## [TASK TO COMPLETE]
Please turn every line of the data below into a Markdown table with the columns "No." and "Text," numbering the rows and dropping blank lines. Leave the pictures out of the answer.

Recorded data:
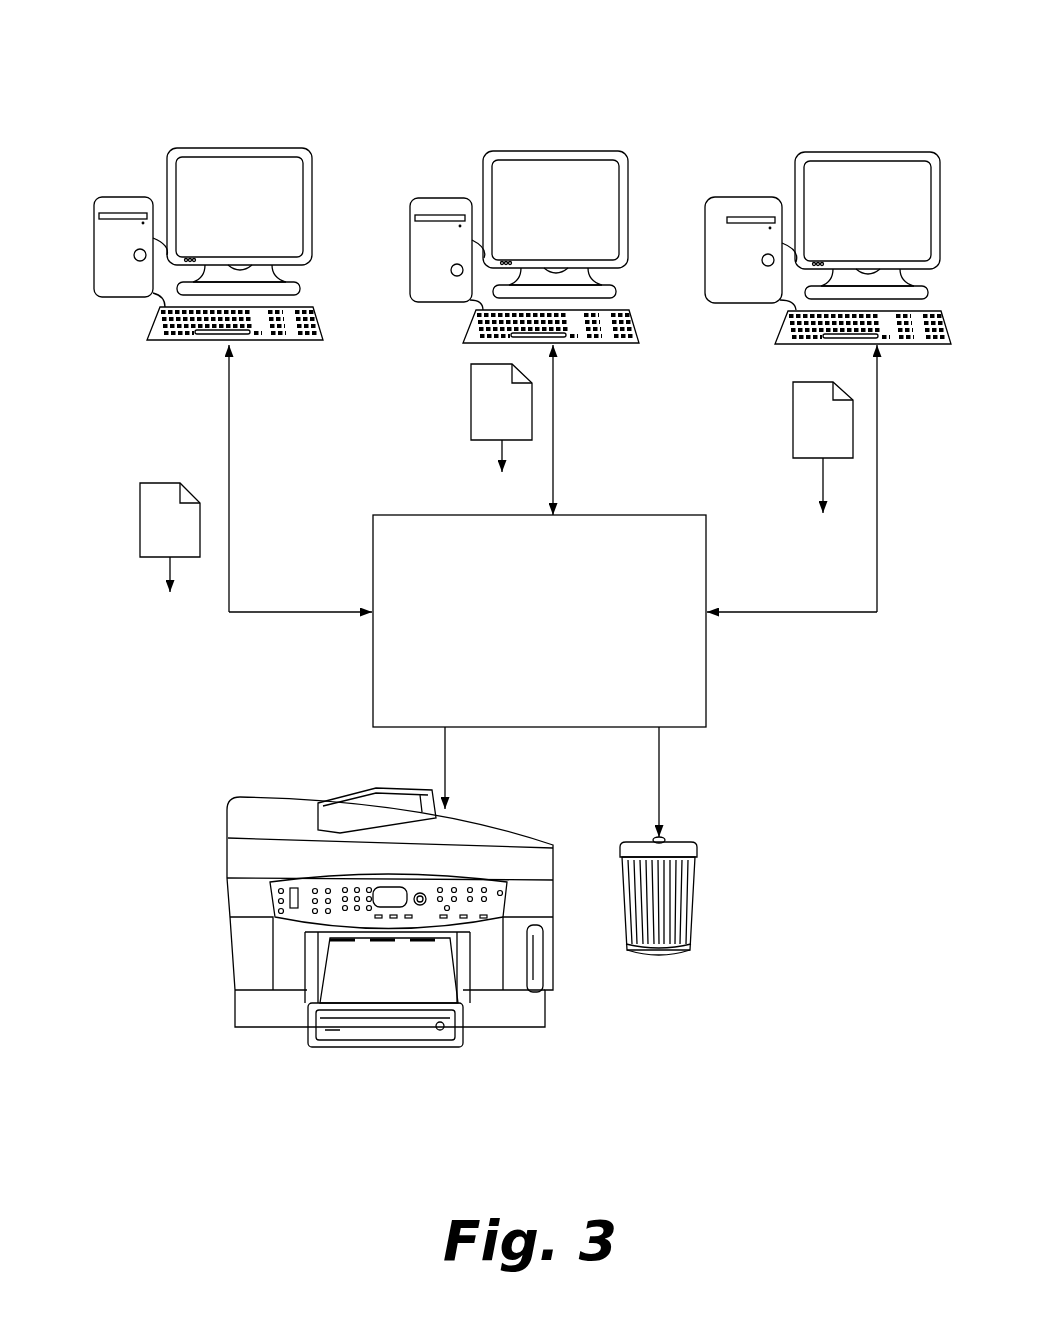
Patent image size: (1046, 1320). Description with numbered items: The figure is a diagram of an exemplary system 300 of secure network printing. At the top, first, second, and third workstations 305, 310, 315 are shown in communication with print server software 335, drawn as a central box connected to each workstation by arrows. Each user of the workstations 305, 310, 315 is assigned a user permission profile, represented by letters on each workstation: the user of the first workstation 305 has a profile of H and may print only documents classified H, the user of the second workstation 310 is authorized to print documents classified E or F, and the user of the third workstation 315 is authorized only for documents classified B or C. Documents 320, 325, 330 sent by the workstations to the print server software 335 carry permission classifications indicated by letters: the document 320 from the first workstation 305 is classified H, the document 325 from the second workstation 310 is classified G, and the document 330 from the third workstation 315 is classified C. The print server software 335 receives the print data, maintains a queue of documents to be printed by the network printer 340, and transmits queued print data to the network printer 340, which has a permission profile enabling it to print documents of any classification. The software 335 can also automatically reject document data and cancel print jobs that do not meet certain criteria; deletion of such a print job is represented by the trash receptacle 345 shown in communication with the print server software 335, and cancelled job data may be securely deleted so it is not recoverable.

The system 300 is at (136, 60).
The first workstation 305 is at (233, 178).
The second workstation 310 is at (554, 188).
The third workstation 315 is at (848, 188).
The document 320 is at (157, 517).
The document 325 is at (482, 382).
The document 330 is at (800, 410).
The print server software 335 is at (683, 716).
The network printer 340 is at (257, 955).
The trash receptacle 345 is at (718, 903).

## [IN RESPONSE]
| No. | Text |
|---|---|
| 1 | Patent image size: (1046, 1320). Description with numbered items: The figure is a diagram of an exemplary system 300 of secure network printing. At the top, first, second, and third workstations 305, 310, 315 are shown in communication with print server software 335, drawn as a central box connected to each workstation by arrows. Each user of the workstations 305, 310, 315 is assigned a user permission profile, represented by letters on each workstation: the user of the first workstation 305 has a profile of H and may print only documents classified H, the user of the second workstation 310 is authorized to print documents classified E or F, and the user of the third workstation 315 is authorized only for documents classified B or C. Documents 320, 325, 330 sent by the workstations to the print server software 335 carry permission classifications indicated by letters: the document 320 from the first workstation 305 is classified H, the document 325 from the second workstation 310 is classified G, and the document 330 from the third workstation 315 is classified C. The print server software 335 receives the print data, maintains a queue of documents to be printed by the network printer 340, and transmits queued print data to the network printer 340, which has a permission profile enabling it to print documents of any classification. The software 335 can also automatically reject document data and cancel print jobs that do not meet certain criteria; deletion of such a print job is represented by the trash receptacle 345 shown in communication with the print server software 335, and cancelled job data may be securely deleted so it is not recoverable. |
| 2 | The system 300 is at (136, 60). |
| 3 | The first workstation 305 is at (233, 178). |
| 4 | The second workstation 310 is at (554, 188). |
| 5 | The third workstation 315 is at (848, 188). |
| 6 | The document 320 is at (157, 517). |
| 7 | The document 325 is at (482, 382). |
| 8 | The document 330 is at (800, 410). |
| 9 | The print server software 335 is at (683, 716). |
| 10 | The network printer 340 is at (257, 955). |
| 11 | The trash receptacle 345 is at (718, 903). |